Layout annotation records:

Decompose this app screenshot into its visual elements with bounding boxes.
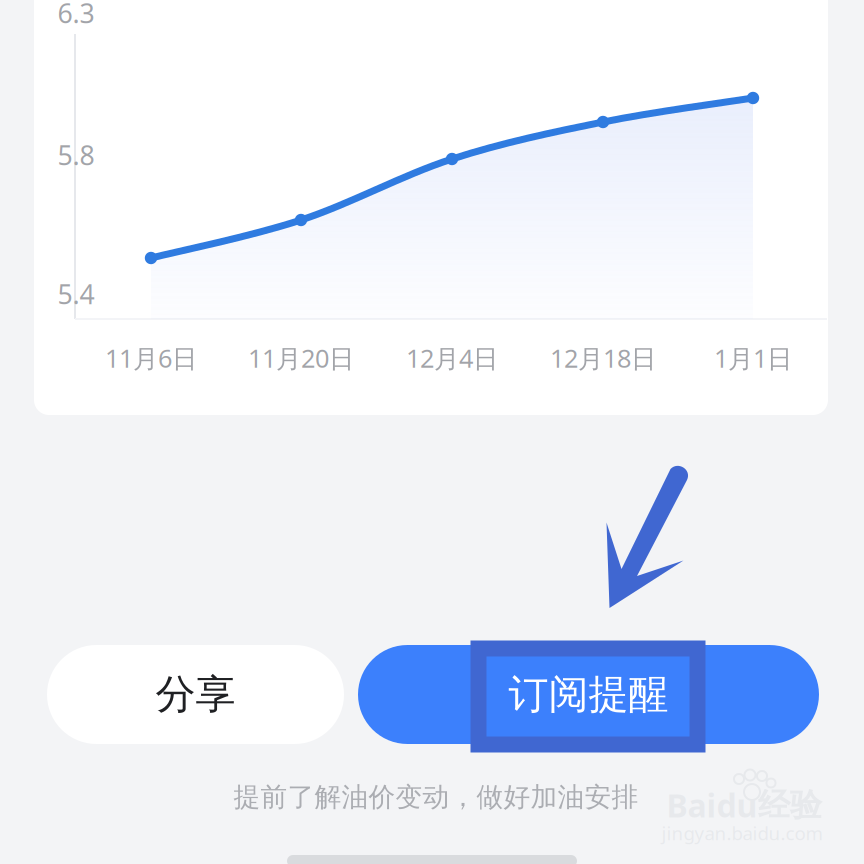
staticText: 订阅提醒	[508, 670, 668, 719]
staticText: 12月4日	[406, 341, 498, 375]
button[interactable]: 订阅提醒	[358, 638, 819, 751]
staticText: 经验	[758, 785, 822, 825]
staticText: 11月6日	[105, 341, 197, 375]
staticText: jingyan.baidu.com	[662, 821, 822, 845]
staticText: 1月1日	[714, 341, 792, 375]
staticText: 6.3	[58, 0, 94, 31]
staticText: 分享	[156, 670, 236, 719]
staticText: 11月20日	[248, 341, 354, 375]
staticText: Baidu	[666, 784, 758, 826]
staticText: 12月18日	[550, 341, 656, 375]
staticText: 5.8	[58, 137, 94, 173]
staticText: 5.4	[58, 276, 94, 312]
staticText: 提前了解油价变动，做好加油安排	[234, 781, 638, 813]
button[interactable]: 分享	[47, 645, 344, 744]
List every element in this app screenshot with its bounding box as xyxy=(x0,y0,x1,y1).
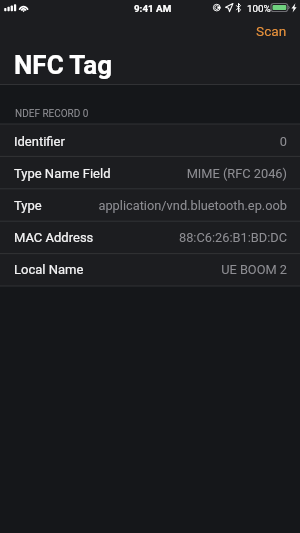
button[interactable]: Local Name xyxy=(0,252,300,284)
staticText: NFC Tag xyxy=(14,50,113,80)
button[interactable]: Identifier xyxy=(0,124,300,156)
button[interactable]: Type xyxy=(0,188,300,220)
staticText: Type Name Field xyxy=(14,166,111,181)
staticText: 0 xyxy=(279,134,287,149)
staticText: Identifier xyxy=(14,134,65,149)
staticText: 100% xyxy=(247,3,271,14)
staticText: Type xyxy=(14,198,42,213)
staticText: MAC Address xyxy=(14,230,94,245)
button[interactable]: MAC Address xyxy=(0,220,300,252)
staticText: 88:C6:26:B1:BD:DC xyxy=(178,230,287,245)
staticText: MIME (RFC 2046) xyxy=(186,166,287,181)
staticText: Local Name xyxy=(14,262,84,277)
staticText: UE BOOM 2 xyxy=(221,262,287,277)
staticText: Scan xyxy=(256,23,287,39)
staticText: NDEF RECORD 0 xyxy=(15,108,89,120)
staticText: application/vnd.bluetooth.ep.oob xyxy=(98,198,287,213)
button[interactable]: Type Name Field xyxy=(0,156,300,188)
staticText: 9:41 AM xyxy=(134,3,172,14)
button[interactable]: Scan xyxy=(251,20,292,42)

Task ▸
Give every line of the material above as a JSON list of strings, one string per line, with blank lines and the pictures left out.

Final result ▸
[
  "Decompose this app screenshot into its visual elements with bounding boxes.",
  "staticText: 订阅提醒\t[508, 670, 668, 719]",
  "staticText: 12月4日\t[406, 341, 498, 375]",
  "button[interactable]: 订阅提醒\t[358, 638, 819, 751]",
  "staticText: 经验\t[758, 785, 822, 825]",
  "staticText: 11月6日\t[105, 341, 197, 375]",
  "staticText: jingyan.baidu.com\t[662, 821, 822, 845]",
  "staticText: 1月1日\t[714, 341, 792, 375]",
  "staticText: 6.3\t[58, 0, 94, 31]",
  "staticText: 分享\t[156, 670, 236, 719]",
  "staticText: 11月20日\t[248, 341, 354, 375]",
  "staticText: Baidu\t[666, 784, 758, 826]",
  "staticText: 12月18日\t[550, 341, 656, 375]",
  "staticText: 5.8\t[58, 137, 94, 173]",
  "staticText: 5.4\t[58, 276, 94, 312]",
  "staticText: 提前了解油价变动，做好加油安排\t[234, 781, 638, 813]",
  "button[interactable]: 分享\t[47, 645, 344, 744]",
  "List every element in this app screenshot with its bounding box as xyxy=(x0,y0,x1,y1).",
  "button[interactable]: Local Name xyxy=(0,252,300,284)",
  "staticText: NFC Tag xyxy=(14,50,113,80)",
  "button[interactable]: Identifier xyxy=(0,124,300,156)",
  "button[interactable]: Type xyxy=(0,188,300,220)",
  "staticText: Type Name Field xyxy=(14,166,111,181)",
  "staticText: 0 xyxy=(279,134,287,149)",
  "staticText: Identifier xyxy=(14,134,65,149)",
  "staticText: 100% xyxy=(247,3,271,14)",
  "staticText: Type xyxy=(14,198,42,213)",
  "staticText: MAC Address xyxy=(14,230,94,245)",
  "button[interactable]: MAC Address xyxy=(0,220,300,252)",
  "staticText: 88:C6:26:B1:BD:DC xyxy=(178,230,287,245)",
  "staticText: MIME (RFC 2046) xyxy=(186,166,287,181)",
  "staticText: Local Name xyxy=(14,262,84,277)",
  "staticText: UE BOOM 2 xyxy=(221,262,287,277)",
  "staticText: Scan xyxy=(256,23,287,39)",
  "staticText: NDEF RECORD 0 xyxy=(15,108,89,120)",
  "staticText: application/vnd.bluetooth.ep.oob xyxy=(98,198,287,213)",
  "button[interactable]: Type Name Field xyxy=(0,156,300,188)",
  "staticText: 9:41 AM xyxy=(134,3,172,14)",
  "button[interactable]: Scan xyxy=(251,20,292,42)"
]